* [Requirement]: Can you copy out the data exactly? Leave the images out.

— start —

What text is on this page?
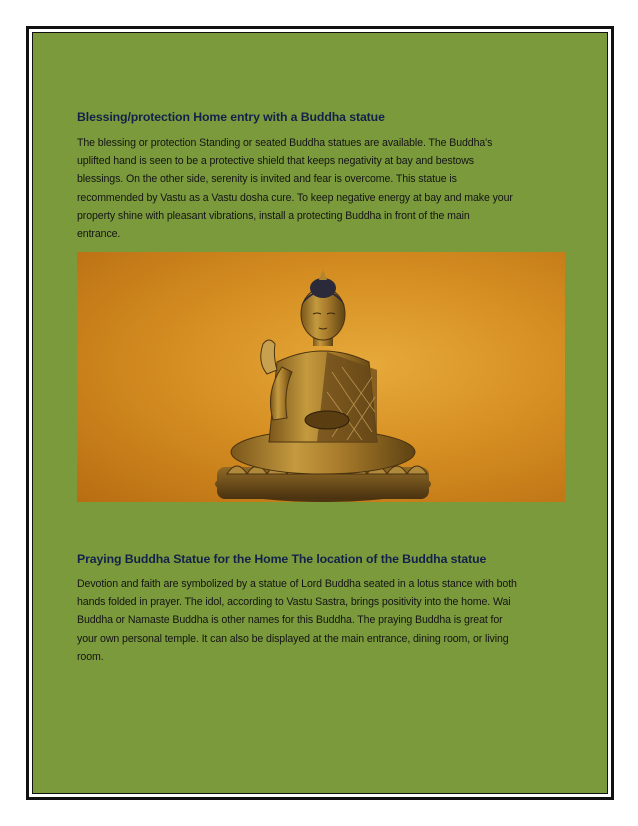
Blessing/protection Home entry with a Buddha statue
The blessing or protection Standing or seated Buddha statues are available. The Buddha's
uplifted hand is seen to be a protective shield that keeps negativity at bay and bestows
blessings. On the other side, serenity is invited and fear is overcome. This statue is
recommended by Vastu as a Vastu dosha cure. To keep negative energy at bay and make your
property shine with pleasant vibrations, install a protecting Buddha in front of the main
entrance.
Praying Buddha Statue for the Home The location of the Buddha statue
Devotion and faith are symbolized by a statue of Lord Buddha seated in a lotus stance with both
hands folded in prayer. The idol, according to Vastu Sastra, brings positivity into the home. Wai
Buddha or Namaste Buddha is other names for this Buddha. The praying Buddha is great for
your own personal temple. It can also be displayed at the main entrance, dining room, or living
room.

— end —

* [Complete answer]:
What text is on this page?
Blessing/protection Home entry with a Buddha statue
The blessing or protection Standing or seated Buddha statues are available. The Buddha's
uplifted hand is seen to be a protective shield that keeps negativity at bay and bestows
blessings. On the other side, serenity is invited and fear is overcome. This statue is
recommended by Vastu as a Vastu dosha cure. To keep negative energy at bay and make your
property shine with pleasant vibrations, install a protecting Buddha in front of the main
entrance.
Praying Buddha Statue for the Home The location of the Buddha statue
Devotion and faith are symbolized by a statue of Lord Buddha seated in a lotus stance with both
hands folded in prayer. The idol, according to Vastu Sastra, brings positivity into the home. Wai
Buddha or Namaste Buddha is other names for this Buddha. The praying Buddha is great for
your own personal temple. It can also be displayed at the main entrance, dining room, or living
room.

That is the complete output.